What needs to be done:
Copy all the entries below exactly, but not the pictures.

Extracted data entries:

** Begin **

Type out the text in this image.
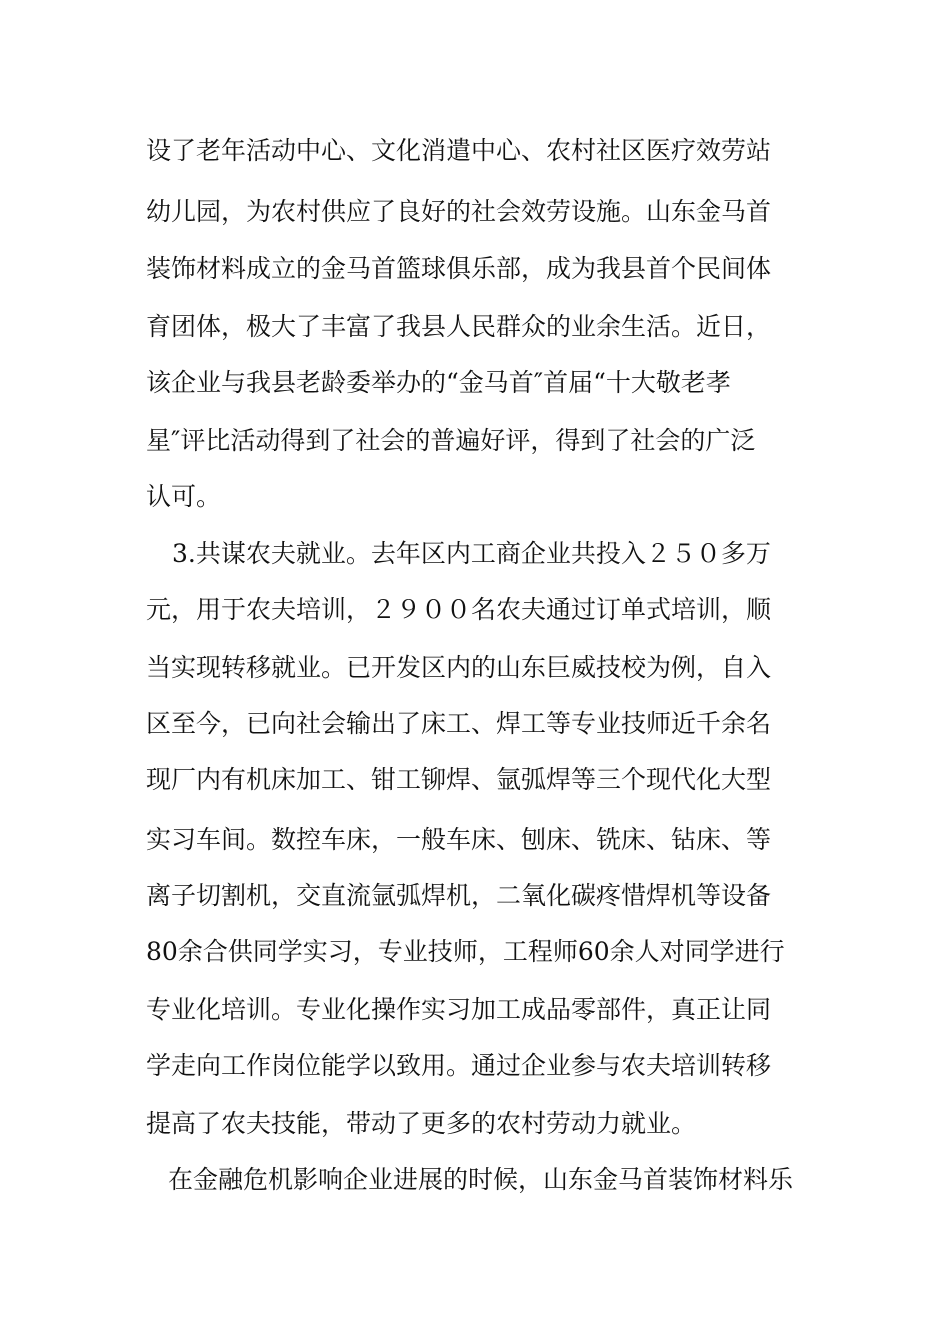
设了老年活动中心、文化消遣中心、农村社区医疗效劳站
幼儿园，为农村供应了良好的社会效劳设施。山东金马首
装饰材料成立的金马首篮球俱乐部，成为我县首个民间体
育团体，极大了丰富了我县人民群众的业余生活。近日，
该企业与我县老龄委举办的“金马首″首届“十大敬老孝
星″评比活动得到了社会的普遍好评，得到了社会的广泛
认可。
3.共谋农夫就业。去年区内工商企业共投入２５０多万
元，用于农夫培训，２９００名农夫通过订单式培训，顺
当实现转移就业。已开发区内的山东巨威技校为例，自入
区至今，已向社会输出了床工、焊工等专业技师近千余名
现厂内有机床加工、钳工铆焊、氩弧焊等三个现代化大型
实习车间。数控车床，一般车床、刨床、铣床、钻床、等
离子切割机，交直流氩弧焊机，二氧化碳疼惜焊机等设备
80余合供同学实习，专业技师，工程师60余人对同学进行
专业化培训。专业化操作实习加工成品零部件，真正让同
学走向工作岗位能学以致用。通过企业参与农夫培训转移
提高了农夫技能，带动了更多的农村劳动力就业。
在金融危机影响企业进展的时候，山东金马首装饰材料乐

** End **

Exercise result:
Type out the text in this image.
设了老年活动中心、文化消遣中心、农村社区医疗效劳站
幼儿园，为农村供应了良好的社会效劳设施。山东金马首
装饰材料成立的金马首篮球俱乐部，成为我县首个民间体
育团体，极大了丰富了我县人民群众的业余生活。近日，
该企业与我县老龄委举办的“金马首″首届“十大敬老孝
星″评比活动得到了社会的普遍好评，得到了社会的广泛
认可。
3.共谋农夫就业。去年区内工商企业共投入２５０多万
元，用于农夫培训，２９００名农夫通过订单式培训，顺
当实现转移就业。已开发区内的山东巨威技校为例，自入
区至今，已向社会输出了床工、焊工等专业技师近千余名
现厂内有机床加工、钳工铆焊、氩弧焊等三个现代化大型
实习车间。数控车床，一般车床、刨床、铣床、钻床、等
离子切割机，交直流氩弧焊机，二氧化碳疼惜焊机等设备
80余合供同学实习，专业技师，工程师60余人对同学进行
专业化培训。专业化操作实习加工成品零部件，真正让同
学走向工作岗位能学以致用。通过企业参与农夫培训转移
提高了农夫技能，带动了更多的农村劳动力就业。
在金融危机影响企业进展的时候，山东金马首装饰材料乐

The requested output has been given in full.